** start WORKING DATA **
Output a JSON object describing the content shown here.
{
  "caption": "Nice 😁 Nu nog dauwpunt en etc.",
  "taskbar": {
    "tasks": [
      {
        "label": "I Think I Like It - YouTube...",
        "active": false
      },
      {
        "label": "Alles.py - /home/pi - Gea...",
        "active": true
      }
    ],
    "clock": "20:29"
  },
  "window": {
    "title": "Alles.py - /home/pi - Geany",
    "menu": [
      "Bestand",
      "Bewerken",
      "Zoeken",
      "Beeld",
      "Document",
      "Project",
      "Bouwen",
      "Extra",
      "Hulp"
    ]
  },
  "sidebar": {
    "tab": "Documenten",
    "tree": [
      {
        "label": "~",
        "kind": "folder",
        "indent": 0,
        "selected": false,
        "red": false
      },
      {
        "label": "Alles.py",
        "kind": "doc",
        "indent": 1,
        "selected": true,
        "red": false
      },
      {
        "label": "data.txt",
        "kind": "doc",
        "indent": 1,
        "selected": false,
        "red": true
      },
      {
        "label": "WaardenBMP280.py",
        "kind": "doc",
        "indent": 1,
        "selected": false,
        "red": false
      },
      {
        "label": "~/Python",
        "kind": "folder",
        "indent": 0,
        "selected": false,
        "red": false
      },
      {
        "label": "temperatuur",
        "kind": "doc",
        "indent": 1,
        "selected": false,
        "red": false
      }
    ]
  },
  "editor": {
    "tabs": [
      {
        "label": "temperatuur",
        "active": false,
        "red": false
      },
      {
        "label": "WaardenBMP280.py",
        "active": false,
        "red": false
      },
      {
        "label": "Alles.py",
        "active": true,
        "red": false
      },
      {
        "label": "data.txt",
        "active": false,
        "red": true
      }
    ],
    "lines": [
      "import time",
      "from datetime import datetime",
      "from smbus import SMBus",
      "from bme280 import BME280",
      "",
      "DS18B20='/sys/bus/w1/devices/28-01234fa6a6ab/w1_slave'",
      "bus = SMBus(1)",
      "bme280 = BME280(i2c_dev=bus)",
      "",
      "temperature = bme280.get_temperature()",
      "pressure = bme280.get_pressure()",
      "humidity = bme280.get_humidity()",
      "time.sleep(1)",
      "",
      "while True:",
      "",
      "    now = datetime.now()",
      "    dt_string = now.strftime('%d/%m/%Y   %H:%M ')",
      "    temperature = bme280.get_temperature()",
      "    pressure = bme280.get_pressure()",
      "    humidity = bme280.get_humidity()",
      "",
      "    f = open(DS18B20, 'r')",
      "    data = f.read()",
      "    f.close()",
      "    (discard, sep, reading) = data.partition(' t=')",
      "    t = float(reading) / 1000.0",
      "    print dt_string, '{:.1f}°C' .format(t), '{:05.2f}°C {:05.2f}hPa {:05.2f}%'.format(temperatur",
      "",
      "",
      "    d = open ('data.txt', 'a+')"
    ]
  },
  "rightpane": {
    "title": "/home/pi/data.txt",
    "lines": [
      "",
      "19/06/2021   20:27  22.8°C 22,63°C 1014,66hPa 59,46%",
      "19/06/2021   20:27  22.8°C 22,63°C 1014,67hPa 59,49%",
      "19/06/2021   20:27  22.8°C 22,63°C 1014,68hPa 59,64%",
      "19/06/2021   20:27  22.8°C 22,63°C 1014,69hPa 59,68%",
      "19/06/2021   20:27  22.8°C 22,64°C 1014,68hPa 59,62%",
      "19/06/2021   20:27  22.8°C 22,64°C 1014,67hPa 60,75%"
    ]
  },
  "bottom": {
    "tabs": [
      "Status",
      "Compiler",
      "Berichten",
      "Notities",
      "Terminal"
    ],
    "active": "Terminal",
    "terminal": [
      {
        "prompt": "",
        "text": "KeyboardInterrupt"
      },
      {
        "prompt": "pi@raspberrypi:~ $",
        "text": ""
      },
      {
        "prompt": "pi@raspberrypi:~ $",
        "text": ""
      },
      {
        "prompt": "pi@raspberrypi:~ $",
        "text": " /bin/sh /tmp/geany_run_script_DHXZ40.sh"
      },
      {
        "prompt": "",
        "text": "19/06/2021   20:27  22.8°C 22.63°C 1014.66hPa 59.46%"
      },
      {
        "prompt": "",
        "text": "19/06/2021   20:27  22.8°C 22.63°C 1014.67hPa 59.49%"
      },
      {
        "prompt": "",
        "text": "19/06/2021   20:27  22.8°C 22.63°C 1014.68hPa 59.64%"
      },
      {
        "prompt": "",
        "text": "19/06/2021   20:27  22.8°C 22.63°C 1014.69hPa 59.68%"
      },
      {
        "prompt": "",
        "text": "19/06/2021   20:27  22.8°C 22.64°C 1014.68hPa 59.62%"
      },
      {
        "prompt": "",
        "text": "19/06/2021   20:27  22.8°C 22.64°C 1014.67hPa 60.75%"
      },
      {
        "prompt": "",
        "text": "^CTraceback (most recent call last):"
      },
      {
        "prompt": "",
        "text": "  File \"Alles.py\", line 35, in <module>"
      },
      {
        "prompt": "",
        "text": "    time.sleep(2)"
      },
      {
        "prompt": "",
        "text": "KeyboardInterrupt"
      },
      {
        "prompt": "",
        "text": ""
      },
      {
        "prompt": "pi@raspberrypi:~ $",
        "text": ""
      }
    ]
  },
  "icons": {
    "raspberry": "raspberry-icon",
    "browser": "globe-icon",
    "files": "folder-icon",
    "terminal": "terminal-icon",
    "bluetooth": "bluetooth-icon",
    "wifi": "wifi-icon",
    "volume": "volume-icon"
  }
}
** end WORKING DATA **
__THE REQUEST__:
Using the entries above, please restate each one word for word.

__WRITTEN RESPONSE__:
Output a JSON object describing the content shown here.
{
  "caption": "Nice 😁 Nu nog dauwpunt en etc.",
  "taskbar": {
    "tasks": [
      {
        "label": "I Think I Like It - YouTube...",
        "active": false
      },
      {
        "label": "Alles.py - /home/pi - Gea...",
        "active": true
      }
    ],
    "clock": "20:29"
  },
  "window": {
    "title": "Alles.py - /home/pi - Geany",
    "menu": [
      "Bestand",
      "Bewerken",
      "Zoeken",
      "Beeld",
      "Document",
      "Project",
      "Bouwen",
      "Extra",
      "Hulp"
    ]
  },
  "sidebar": {
    "tab": "Documenten",
    "tree": [
      {
        "label": "~",
        "kind": "folder",
        "indent": 0,
        "selected": false,
        "red": false
      },
      {
        "label": "Alles.py",
        "kind": "doc",
        "indent": 1,
        "selected": true,
        "red": false
      },
      {
        "label": "data.txt",
        "kind": "doc",
        "indent": 1,
        "selected": false,
        "red": true
      },
      {
        "label": "WaardenBMP280.py",
        "kind": "doc",
        "indent": 1,
        "selected": false,
        "red": false
      },
      {
        "label": "~/Python",
        "kind": "folder",
        "indent": 0,
        "selected": false,
        "red": false
      },
      {
        "label": "temperatuur",
        "kind": "doc",
        "indent": 1,
        "selected": false,
        "red": false
      }
    ]
  },
  "editor": {
    "tabs": [
      {
        "label": "temperatuur",
        "active": false,
        "red": false
      },
      {
        "label": "WaardenBMP280.py",
        "active": false,
        "red": false
      },
      {
        "label": "Alles.py",
        "active": true,
        "red": false
      },
      {
        "label": "data.txt",
        "active": false,
        "red": true
      }
    ],
    "lines": [
      "import time",
      "from datetime import datetime",
      "from smbus import SMBus",
      "from bme280 import BME280",
      "",
      "DS18B20='/sys/bus/w1/devices/28-01234fa6a6ab/w1_slave'",
      "bus = SMBus(1)",
      "bme280 = BME280(i2c_dev=bus)",
      "",
      "temperature = bme280.get_temperature()",
      "pressure = bme280.get_pressure()",
      "humidity = bme280.get_humidity()",
      "time.sleep(1)",
      "",
      "while True:",
      "",
      "    now = datetime.now()",
      "    dt_string = now.strftime('%d/%m/%Y   %H:%M ')",
      "    temperature = bme280.get_temperature()",
      "    pressure = bme280.get_pressure()",
      "    humidity = bme280.get_humidity()",
      "",
      "    f = open(DS18B20, 'r')",
      "    data = f.read()",
      "    f.close()",
      "    (discard, sep, reading) = data.partition(' t=')",
      "    t = float(reading) / 1000.0",
      "    print dt_string, '{:.1f}°C' .format(t), '{:05.2f}°C {:05.2f}hPa {:05.2f}%'.format(temperatur",
      "",
      "",
      "    d = open ('data.txt', 'a+')"
    ]
  },
  "rightpane": {
    "title": "/home/pi/data.txt",
    "lines": [
      "",
      "19/06/2021   20:27  22.8°C 22,63°C 1014,66hPa 59,46%",
      "19/06/2021   20:27  22.8°C 22,63°C 1014,67hPa 59,49%",
      "19/06/2021   20:27  22.8°C 22,63°C 1014,68hPa 59,64%",
      "19/06/2021   20:27  22.8°C 22,63°C 1014,69hPa 59,68%",
      "19/06/2021   20:27  22.8°C 22,64°C 1014,68hPa 59,62%",
      "19/06/2021   20:27  22.8°C 22,64°C 1014,67hPa 60,75%"
    ]
  },
  "bottom": {
    "tabs": [
      "Status",
      "Compiler",
      "Berichten",
      "Notities",
      "Terminal"
    ],
    "active": "Terminal",
    "terminal": [
      {
        "prompt": "",
        "text": "KeyboardInterrupt"
      },
      {
        "prompt": "pi@raspberrypi:~ $",
        "text": ""
      },
      {
        "prompt": "pi@raspberrypi:~ $",
        "text": ""
      },
      {
        "prompt": "pi@raspberrypi:~ $",
        "text": " /bin/sh /tmp/geany_run_script_DHXZ40.sh"
      },
      {
        "prompt": "",
        "text": "19/06/2021   20:27  22.8°C 22.63°C 1014.66hPa 59.46%"
      },
      {
        "prompt": "",
        "text": "19/06/2021   20:27  22.8°C 22.63°C 1014.67hPa 59.49%"
      },
      {
        "prompt": "",
        "text": "19/06/2021   20:27  22.8°C 22.63°C 1014.68hPa 59.64%"
      },
      {
        "prompt": "",
        "text": "19/06/2021   20:27  22.8°C 22.63°C 1014.69hPa 59.68%"
      },
      {
        "prompt": "",
        "text": "19/06/2021   20:27  22.8°C 22.64°C 1014.68hPa 59.62%"
      },
      {
        "prompt": "",
        "text": "19/06/2021   20:27  22.8°C 22.64°C 1014.67hPa 60.75%"
      },
      {
        "prompt": "",
        "text": "^CTraceback (most recent call last):"
      },
      {
        "prompt": "",
        "text": "  File \"Alles.py\", line 35, in <module>"
      },
      {
        "prompt": "",
        "text": "    time.sleep(2)"
      },
      {
        "prompt": "",
        "text": "KeyboardInterrupt"
      },
      {
        "prompt": "",
        "text": ""
      },
      {
        "prompt": "pi@raspberrypi:~ $",
        "text": ""
      }
    ]
  },
  "icons": {
    "raspberry": "raspberry-icon",
    "browser": "globe-icon",
    "files": "folder-icon",
    "terminal": "terminal-icon",
    "bluetooth": "bluetooth-icon",
    "wifi": "wifi-icon",
    "volume": "volume-icon"
  }
}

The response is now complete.